[Short problem]: Determine how many lines of the entries contain "Wärmepumpen". Reply with that number alone.

[Data to use]:
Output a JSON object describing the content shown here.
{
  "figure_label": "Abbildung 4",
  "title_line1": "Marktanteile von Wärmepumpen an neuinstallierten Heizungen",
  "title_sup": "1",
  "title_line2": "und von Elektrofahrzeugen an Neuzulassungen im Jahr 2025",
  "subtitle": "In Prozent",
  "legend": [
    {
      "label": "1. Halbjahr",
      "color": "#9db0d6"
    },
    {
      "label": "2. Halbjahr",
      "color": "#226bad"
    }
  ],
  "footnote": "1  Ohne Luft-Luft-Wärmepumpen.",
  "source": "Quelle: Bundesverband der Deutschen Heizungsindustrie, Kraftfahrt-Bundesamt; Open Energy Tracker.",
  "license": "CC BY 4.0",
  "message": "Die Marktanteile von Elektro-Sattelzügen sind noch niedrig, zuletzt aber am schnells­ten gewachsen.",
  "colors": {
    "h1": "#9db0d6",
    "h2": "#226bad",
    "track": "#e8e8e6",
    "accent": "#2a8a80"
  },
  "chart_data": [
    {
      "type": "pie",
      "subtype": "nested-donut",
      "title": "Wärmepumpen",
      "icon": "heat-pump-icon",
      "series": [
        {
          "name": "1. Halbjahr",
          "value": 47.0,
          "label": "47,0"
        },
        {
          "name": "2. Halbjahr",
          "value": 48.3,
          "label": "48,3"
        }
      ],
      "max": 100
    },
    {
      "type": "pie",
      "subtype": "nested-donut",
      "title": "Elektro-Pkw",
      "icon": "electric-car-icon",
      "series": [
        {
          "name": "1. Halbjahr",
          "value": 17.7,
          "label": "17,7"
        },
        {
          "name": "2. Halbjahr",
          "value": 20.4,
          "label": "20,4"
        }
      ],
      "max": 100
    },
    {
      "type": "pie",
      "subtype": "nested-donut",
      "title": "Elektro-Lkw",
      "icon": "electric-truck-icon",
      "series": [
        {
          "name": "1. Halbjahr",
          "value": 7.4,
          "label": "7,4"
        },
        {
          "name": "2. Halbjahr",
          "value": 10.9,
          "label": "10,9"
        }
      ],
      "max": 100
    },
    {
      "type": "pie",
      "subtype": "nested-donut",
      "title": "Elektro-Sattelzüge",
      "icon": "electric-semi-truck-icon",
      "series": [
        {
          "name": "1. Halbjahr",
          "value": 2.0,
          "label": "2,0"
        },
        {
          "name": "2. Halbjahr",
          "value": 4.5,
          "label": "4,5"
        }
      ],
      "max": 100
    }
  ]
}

[Answer to this exercise]: 3